Data entries:
>> start

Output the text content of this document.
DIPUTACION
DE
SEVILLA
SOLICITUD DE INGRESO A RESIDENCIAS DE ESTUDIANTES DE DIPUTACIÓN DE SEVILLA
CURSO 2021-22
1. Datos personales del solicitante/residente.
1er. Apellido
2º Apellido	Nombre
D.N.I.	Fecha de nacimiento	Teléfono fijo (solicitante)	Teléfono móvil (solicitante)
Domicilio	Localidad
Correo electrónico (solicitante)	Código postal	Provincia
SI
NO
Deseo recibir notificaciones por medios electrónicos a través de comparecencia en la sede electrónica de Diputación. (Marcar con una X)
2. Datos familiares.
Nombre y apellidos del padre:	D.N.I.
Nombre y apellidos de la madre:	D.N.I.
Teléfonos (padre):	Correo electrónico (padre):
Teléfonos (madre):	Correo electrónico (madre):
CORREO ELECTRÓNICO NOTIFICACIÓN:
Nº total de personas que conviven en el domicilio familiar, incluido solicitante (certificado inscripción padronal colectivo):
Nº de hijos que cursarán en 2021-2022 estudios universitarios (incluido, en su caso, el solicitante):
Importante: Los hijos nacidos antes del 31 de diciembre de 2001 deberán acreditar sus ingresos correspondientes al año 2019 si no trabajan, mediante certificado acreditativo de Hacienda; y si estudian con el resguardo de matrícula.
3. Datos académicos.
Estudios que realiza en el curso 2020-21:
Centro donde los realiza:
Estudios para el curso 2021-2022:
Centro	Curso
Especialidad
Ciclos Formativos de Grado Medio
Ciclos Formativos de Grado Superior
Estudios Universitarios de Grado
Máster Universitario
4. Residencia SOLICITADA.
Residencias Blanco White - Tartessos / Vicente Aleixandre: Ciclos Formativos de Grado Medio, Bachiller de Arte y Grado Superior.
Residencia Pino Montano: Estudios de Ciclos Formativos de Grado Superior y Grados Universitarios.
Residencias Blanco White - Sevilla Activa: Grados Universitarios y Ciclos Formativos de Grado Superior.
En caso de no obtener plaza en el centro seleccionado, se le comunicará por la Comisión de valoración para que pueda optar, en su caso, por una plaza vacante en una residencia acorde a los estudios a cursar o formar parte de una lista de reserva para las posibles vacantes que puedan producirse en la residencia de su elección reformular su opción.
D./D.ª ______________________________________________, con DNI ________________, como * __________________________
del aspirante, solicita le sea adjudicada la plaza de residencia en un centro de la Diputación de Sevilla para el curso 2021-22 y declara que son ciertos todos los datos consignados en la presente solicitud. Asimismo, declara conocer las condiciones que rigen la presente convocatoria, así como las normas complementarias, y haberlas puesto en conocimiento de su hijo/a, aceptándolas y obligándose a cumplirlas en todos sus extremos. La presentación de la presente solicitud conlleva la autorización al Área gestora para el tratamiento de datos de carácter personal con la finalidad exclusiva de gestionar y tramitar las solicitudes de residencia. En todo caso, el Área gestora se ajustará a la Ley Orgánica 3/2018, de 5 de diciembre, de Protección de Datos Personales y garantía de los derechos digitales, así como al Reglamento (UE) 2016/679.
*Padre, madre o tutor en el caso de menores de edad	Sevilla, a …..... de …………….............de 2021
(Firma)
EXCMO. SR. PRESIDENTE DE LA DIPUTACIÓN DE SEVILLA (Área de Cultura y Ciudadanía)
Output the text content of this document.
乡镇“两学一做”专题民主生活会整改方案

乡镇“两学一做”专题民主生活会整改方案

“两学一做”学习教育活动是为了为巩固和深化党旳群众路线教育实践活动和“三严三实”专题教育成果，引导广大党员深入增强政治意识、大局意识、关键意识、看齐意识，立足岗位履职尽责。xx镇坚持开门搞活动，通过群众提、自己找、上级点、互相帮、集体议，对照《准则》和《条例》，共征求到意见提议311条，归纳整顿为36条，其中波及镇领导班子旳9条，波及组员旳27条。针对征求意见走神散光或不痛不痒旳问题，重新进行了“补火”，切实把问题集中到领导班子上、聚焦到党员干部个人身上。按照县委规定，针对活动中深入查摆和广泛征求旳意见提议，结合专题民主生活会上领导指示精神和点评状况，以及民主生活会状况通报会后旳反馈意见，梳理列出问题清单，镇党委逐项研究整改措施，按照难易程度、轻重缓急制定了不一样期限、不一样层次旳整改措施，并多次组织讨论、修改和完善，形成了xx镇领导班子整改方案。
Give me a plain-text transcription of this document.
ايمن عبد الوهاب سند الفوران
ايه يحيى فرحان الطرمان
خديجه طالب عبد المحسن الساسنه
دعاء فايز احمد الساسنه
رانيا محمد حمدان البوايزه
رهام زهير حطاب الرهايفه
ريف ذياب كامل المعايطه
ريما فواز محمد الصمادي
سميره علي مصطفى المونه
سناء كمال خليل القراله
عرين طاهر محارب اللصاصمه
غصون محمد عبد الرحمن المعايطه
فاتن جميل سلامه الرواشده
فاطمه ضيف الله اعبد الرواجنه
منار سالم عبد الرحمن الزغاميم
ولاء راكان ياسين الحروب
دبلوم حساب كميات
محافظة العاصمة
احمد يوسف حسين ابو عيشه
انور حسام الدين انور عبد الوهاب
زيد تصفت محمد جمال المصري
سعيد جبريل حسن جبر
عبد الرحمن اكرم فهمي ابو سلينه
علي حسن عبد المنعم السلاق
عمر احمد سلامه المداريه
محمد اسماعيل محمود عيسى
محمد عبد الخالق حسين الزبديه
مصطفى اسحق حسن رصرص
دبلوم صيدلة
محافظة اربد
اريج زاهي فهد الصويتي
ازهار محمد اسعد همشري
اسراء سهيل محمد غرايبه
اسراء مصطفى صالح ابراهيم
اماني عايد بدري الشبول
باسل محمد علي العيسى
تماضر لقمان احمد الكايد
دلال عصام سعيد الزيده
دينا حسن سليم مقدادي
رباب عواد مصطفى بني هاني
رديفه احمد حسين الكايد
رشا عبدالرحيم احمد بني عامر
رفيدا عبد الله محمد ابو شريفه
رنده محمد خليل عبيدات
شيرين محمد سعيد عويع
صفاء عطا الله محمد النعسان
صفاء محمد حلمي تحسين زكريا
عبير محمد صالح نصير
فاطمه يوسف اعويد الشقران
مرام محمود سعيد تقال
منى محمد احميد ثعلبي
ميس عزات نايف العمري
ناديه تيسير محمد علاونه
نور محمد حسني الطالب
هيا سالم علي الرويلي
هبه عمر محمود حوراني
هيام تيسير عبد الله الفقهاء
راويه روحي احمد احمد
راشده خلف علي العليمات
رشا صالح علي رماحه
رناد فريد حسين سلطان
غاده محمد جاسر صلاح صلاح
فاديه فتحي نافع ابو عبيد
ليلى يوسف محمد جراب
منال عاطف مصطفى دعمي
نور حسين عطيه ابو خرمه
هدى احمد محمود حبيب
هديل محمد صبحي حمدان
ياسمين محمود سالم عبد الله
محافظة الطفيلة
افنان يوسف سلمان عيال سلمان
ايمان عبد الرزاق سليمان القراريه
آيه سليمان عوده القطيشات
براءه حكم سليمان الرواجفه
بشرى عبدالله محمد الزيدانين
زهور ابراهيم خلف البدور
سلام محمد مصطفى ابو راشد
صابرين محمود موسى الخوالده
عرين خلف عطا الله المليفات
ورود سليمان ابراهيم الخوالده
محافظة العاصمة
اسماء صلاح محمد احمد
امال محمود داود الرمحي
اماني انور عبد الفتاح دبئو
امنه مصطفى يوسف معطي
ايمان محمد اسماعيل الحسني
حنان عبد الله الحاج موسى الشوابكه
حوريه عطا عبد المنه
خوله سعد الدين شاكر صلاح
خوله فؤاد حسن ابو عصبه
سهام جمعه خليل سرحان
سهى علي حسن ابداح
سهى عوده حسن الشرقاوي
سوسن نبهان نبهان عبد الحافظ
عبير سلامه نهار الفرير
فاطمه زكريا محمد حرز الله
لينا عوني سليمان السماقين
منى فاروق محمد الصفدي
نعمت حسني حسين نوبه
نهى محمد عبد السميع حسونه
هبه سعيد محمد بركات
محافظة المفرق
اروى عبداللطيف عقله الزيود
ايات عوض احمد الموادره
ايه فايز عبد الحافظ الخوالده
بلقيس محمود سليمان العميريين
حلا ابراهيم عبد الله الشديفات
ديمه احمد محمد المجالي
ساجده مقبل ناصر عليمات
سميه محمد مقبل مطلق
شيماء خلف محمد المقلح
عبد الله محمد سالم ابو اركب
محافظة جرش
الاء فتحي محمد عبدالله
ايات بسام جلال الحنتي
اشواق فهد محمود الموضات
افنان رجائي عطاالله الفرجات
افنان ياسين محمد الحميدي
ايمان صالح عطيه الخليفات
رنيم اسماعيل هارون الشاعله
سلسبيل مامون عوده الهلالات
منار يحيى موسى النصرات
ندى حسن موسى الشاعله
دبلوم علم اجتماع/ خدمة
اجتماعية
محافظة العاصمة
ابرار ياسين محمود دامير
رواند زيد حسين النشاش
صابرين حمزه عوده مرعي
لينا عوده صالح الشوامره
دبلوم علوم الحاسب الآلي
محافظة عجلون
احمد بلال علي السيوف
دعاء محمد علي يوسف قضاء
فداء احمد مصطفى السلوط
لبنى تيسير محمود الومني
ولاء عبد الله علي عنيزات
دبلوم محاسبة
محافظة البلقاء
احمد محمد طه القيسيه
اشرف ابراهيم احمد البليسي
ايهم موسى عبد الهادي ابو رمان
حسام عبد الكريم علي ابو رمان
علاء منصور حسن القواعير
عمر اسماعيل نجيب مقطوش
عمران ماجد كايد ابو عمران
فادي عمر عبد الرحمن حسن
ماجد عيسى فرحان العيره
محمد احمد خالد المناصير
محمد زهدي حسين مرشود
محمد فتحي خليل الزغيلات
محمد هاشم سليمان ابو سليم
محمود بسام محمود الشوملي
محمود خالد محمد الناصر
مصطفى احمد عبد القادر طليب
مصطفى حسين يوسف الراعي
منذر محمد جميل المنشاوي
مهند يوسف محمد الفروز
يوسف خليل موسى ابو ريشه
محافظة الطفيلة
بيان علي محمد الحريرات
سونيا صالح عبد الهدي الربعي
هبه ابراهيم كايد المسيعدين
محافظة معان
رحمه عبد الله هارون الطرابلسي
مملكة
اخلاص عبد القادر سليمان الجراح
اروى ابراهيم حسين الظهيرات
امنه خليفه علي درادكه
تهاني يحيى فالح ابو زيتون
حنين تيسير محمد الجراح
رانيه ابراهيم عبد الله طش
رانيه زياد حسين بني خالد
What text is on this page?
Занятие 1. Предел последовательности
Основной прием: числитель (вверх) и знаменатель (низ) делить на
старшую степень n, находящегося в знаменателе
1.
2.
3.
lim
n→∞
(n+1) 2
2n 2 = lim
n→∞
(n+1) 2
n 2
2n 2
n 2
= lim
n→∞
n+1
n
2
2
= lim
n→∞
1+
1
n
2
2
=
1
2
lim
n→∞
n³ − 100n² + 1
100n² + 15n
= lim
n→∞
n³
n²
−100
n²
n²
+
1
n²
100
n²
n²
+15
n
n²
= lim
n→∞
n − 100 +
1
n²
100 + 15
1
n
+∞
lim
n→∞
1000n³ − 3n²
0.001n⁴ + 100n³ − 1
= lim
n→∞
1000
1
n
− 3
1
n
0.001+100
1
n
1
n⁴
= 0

>> end

*PROMPT*
Pull out all lines of the data with the string "اسماعيل".

*EXERCISE ANSWER*
محمد اسماعيل محمود عيسى
ايمان محمد اسماعيل الحسني
رنيم اسماعيل هارون الشاعله
عمر اسماعيل نجيب مقطوش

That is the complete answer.